▶ _Directions_: Retype each entry below exactly as it stands.

▶ _Provided records_:
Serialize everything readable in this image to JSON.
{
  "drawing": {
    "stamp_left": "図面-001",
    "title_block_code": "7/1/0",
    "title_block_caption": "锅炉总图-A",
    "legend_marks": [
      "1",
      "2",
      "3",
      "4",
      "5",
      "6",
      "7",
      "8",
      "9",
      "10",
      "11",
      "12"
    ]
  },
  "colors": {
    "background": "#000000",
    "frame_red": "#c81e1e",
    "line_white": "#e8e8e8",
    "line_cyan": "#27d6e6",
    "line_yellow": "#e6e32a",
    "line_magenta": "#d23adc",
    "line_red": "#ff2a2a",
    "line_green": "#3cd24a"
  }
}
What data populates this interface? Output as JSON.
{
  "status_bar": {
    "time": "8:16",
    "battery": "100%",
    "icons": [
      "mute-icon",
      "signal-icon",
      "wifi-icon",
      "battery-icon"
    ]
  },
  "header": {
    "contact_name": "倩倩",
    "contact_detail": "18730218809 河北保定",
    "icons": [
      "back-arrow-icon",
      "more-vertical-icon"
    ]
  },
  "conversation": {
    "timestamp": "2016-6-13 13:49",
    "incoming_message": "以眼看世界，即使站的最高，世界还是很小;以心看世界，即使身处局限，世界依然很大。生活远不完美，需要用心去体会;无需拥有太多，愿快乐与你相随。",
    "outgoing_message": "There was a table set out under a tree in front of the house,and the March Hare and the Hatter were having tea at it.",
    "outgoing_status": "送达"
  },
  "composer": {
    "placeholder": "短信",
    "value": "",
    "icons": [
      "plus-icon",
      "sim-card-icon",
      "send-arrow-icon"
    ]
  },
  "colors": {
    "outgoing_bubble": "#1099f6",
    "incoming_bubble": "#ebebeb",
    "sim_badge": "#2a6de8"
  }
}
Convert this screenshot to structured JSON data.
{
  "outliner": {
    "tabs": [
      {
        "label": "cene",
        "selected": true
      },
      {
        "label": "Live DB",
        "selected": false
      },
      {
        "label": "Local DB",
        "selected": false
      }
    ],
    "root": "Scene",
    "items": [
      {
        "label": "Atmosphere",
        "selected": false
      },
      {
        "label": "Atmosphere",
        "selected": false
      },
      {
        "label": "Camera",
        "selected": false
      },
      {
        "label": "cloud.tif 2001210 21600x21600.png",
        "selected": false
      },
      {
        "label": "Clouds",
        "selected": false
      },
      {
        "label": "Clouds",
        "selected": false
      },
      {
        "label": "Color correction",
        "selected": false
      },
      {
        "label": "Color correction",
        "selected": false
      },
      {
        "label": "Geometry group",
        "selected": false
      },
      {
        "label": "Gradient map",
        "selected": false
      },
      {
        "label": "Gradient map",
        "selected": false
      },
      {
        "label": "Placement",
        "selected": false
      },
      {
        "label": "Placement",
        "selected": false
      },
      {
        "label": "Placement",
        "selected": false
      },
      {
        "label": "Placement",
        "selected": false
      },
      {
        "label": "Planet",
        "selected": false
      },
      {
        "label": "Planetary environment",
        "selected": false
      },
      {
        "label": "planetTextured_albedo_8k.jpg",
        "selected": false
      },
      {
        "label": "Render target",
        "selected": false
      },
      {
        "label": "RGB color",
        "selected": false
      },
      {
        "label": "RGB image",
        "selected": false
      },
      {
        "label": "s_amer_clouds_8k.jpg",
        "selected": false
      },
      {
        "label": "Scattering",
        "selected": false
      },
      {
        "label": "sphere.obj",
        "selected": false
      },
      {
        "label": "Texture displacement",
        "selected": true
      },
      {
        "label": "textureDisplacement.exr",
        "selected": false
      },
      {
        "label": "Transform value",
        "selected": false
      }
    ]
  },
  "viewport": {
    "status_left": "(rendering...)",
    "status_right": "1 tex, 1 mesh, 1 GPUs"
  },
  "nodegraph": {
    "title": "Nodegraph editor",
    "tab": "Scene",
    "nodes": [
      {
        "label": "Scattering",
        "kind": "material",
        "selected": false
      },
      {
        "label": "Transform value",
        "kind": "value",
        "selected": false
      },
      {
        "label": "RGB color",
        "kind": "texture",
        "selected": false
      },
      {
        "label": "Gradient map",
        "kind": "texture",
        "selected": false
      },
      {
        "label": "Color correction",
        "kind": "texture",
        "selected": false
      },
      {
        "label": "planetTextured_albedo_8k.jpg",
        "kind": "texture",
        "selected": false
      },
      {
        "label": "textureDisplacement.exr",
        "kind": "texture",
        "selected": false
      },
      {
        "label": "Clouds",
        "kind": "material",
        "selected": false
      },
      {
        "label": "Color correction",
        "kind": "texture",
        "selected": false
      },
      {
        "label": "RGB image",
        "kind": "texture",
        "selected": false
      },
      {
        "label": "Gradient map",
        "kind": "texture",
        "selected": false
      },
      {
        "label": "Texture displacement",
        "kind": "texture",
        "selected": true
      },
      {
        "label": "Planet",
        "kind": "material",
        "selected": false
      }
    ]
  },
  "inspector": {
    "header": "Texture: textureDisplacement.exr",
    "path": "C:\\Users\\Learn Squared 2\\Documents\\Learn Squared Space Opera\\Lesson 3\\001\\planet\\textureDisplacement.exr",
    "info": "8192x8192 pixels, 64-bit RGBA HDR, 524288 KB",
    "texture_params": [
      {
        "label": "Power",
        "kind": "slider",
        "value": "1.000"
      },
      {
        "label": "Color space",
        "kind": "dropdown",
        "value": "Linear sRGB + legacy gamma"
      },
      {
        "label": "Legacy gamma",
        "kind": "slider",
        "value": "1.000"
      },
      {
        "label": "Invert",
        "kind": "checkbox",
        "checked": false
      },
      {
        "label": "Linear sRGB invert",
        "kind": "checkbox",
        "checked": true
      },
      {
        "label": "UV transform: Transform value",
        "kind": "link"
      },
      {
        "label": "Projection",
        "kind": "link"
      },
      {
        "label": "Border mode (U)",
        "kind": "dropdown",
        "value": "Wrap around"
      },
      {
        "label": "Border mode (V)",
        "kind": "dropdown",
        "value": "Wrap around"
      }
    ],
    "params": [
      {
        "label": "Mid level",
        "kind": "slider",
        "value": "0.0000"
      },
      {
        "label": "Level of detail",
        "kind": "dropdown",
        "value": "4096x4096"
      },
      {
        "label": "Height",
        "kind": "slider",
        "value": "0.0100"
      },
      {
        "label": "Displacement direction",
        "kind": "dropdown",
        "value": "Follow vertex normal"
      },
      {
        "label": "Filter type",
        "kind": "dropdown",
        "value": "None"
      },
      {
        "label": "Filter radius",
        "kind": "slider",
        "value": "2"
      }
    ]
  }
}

▶ _Exercise result_:
Serialize everything readable in this image to JSON.
{
  "drawing": {
    "stamp_left": "図面-001",
    "title_block_code": "7/1/0",
    "title_block_caption": "锅炉总图-A",
    "legend_marks": [
      "1",
      "2",
      "3",
      "4",
      "5",
      "6",
      "7",
      "8",
      "9",
      "10",
      "11",
      "12"
    ]
  },
  "colors": {
    "background": "#000000",
    "frame_red": "#c81e1e",
    "line_white": "#e8e8e8",
    "line_cyan": "#27d6e6",
    "line_yellow": "#e6e32a",
    "line_magenta": "#d23adc",
    "line_red": "#ff2a2a",
    "line_green": "#3cd24a"
  }
}
What data populates this interface? Output as JSON.
{
  "status_bar": {
    "time": "8:16",
    "battery": "100%",
    "icons": [
      "mute-icon",
      "signal-icon",
      "wifi-icon",
      "battery-icon"
    ]
  },
  "header": {
    "contact_name": "倩倩",
    "contact_detail": "18730218809 河北保定",
    "icons": [
      "back-arrow-icon",
      "more-vertical-icon"
    ]
  },
  "conversation": {
    "timestamp": "2016-6-13 13:49",
    "incoming_message": "以眼看世界，即使站的最高，世界还是很小;以心看世界，即使身处局限，世界依然很大。生活远不完美，需要用心去体会;无需拥有太多，愿快乐与你相随。",
    "outgoing_message": "There was a table set out under a tree in front of the house,and the March Hare and the Hatter were having tea at it.",
    "outgoing_status": "送达"
  },
  "composer": {
    "placeholder": "短信",
    "value": "",
    "icons": [
      "plus-icon",
      "sim-card-icon",
      "send-arrow-icon"
    ]
  },
  "colors": {
    "outgoing_bubble": "#1099f6",
    "incoming_bubble": "#ebebeb",
    "sim_badge": "#2a6de8"
  }
}
Convert this screenshot to structured JSON data.
{
  "outliner": {
    "tabs": [
      {
        "label": "cene",
        "selected": true
      },
      {
        "label": "Live DB",
        "selected": false
      },
      {
        "label": "Local DB",
        "selected": false
      }
    ],
    "root": "Scene",
    "items": [
      {
        "label": "Atmosphere",
        "selected": false
      },
      {
        "label": "Atmosphere",
        "selected": false
      },
      {
        "label": "Camera",
        "selected": false
      },
      {
        "label": "cloud.tif 2001210 21600x21600.png",
        "selected": false
      },
      {
        "label": "Clouds",
        "selected": false
      },
      {
        "label": "Clouds",
        "selected": false
      },
      {
        "label": "Color correction",
        "selected": false
      },
      {
        "label": "Color correction",
        "selected": false
      },
      {
        "label": "Geometry group",
        "selected": false
      },
      {
        "label": "Gradient map",
        "selected": false
      },
      {
        "label": "Gradient map",
        "selected": false
      },
      {
        "label": "Placement",
        "selected": false
      },
      {
        "label": "Placement",
        "selected": false
      },
      {
        "label": "Placement",
        "selected": false
      },
      {
        "label": "Placement",
        "selected": false
      },
      {
        "label": "Planet",
        "selected": false
      },
      {
        "label": "Planetary environment",
        "selected": false
      },
      {
        "label": "planetTextured_albedo_8k.jpg",
        "selected": false
      },
      {
        "label": "Render target",
        "selected": false
      },
      {
        "label": "RGB color",
        "selected": false
      },
      {
        "label": "RGB image",
        "selected": false
      },
      {
        "label": "s_amer_clouds_8k.jpg",
        "selected": false
      },
      {
        "label": "Scattering",
        "selected": false
      },
      {
        "label": "sphere.obj",
        "selected": false
      },
      {
        "label": "Texture displacement",
        "selected": true
      },
      {
        "label": "textureDisplacement.exr",
        "selected": false
      },
      {
        "label": "Transform value",
        "selected": false
      }
    ]
  },
  "viewport": {
    "status_left": "(rendering...)",
    "status_right": "1 tex, 1 mesh, 1 GPUs"
  },
  "nodegraph": {
    "title": "Nodegraph editor",
    "tab": "Scene",
    "nodes": [
      {
        "label": "Scattering",
        "kind": "material",
        "selected": false
      },
      {
        "label": "Transform value",
        "kind": "value",
        "selected": false
      },
      {
        "label": "RGB color",
        "kind": "texture",
        "selected": false
      },
      {
        "label": "Gradient map",
        "kind": "texture",
        "selected": false
      },
      {
        "label": "Color correction",
        "kind": "texture",
        "selected": false
      },
      {
        "label": "planetTextured_albedo_8k.jpg",
        "kind": "texture",
        "selected": false
      },
      {
        "label": "textureDisplacement.exr",
        "kind": "texture",
        "selected": false
      },
      {
        "label": "Clouds",
        "kind": "material",
        "selected": false
      },
      {
        "label": "Color correction",
        "kind": "texture",
        "selected": false
      },
      {
        "label": "RGB image",
        "kind": "texture",
        "selected": false
      },
      {
        "label": "Gradient map",
        "kind": "texture",
        "selected": false
      },
      {
        "label": "Texture displacement",
        "kind": "texture",
        "selected": true
      },
      {
        "label": "Planet",
        "kind": "material",
        "selected": false
      }
    ]
  },
  "inspector": {
    "header": "Texture: textureDisplacement.exr",
    "path": "C:\\Users\\Learn Squared 2\\Documents\\Learn Squared Space Opera\\Lesson 3\\001\\planet\\textureDisplacement.exr",
    "info": "8192x8192 pixels, 64-bit RGBA HDR, 524288 KB",
    "texture_params": [
      {
        "label": "Power",
        "kind": "slider",
        "value": "1.000"
      },
      {
        "label": "Color space",
        "kind": "dropdown",
        "value": "Linear sRGB + legacy gamma"
      },
      {
        "label": "Legacy gamma",
        "kind": "slider",
        "value": "1.000"
      },
      {
        "label": "Invert",
        "kind": "checkbox",
        "checked": false
      },
      {
        "label": "Linear sRGB invert",
        "kind": "checkbox",
        "checked": true
      },
      {
        "label": "UV transform: Transform value",
        "kind": "link"
      },
      {
        "label": "Projection",
        "kind": "link"
      },
      {
        "label": "Border mode (U)",
        "kind": "dropdown",
        "value": "Wrap around"
      },
      {
        "label": "Border mode (V)",
        "kind": "dropdown",
        "value": "Wrap around"
      }
    ],
    "params": [
      {
        "label": "Mid level",
        "kind": "slider",
        "value": "0.0000"
      },
      {
        "label": "Level of detail",
        "kind": "dropdown",
        "value": "4096x4096"
      },
      {
        "label": "Height",
        "kind": "slider",
        "value": "0.0100"
      },
      {
        "label": "Displacement direction",
        "kind": "dropdown",
        "value": "Follow vertex normal"
      },
      {
        "label": "Filter type",
        "kind": "dropdown",
        "value": "None"
      },
      {
        "label": "Filter radius",
        "kind": "slider",
        "value": "2"
      }
    ]
  }
}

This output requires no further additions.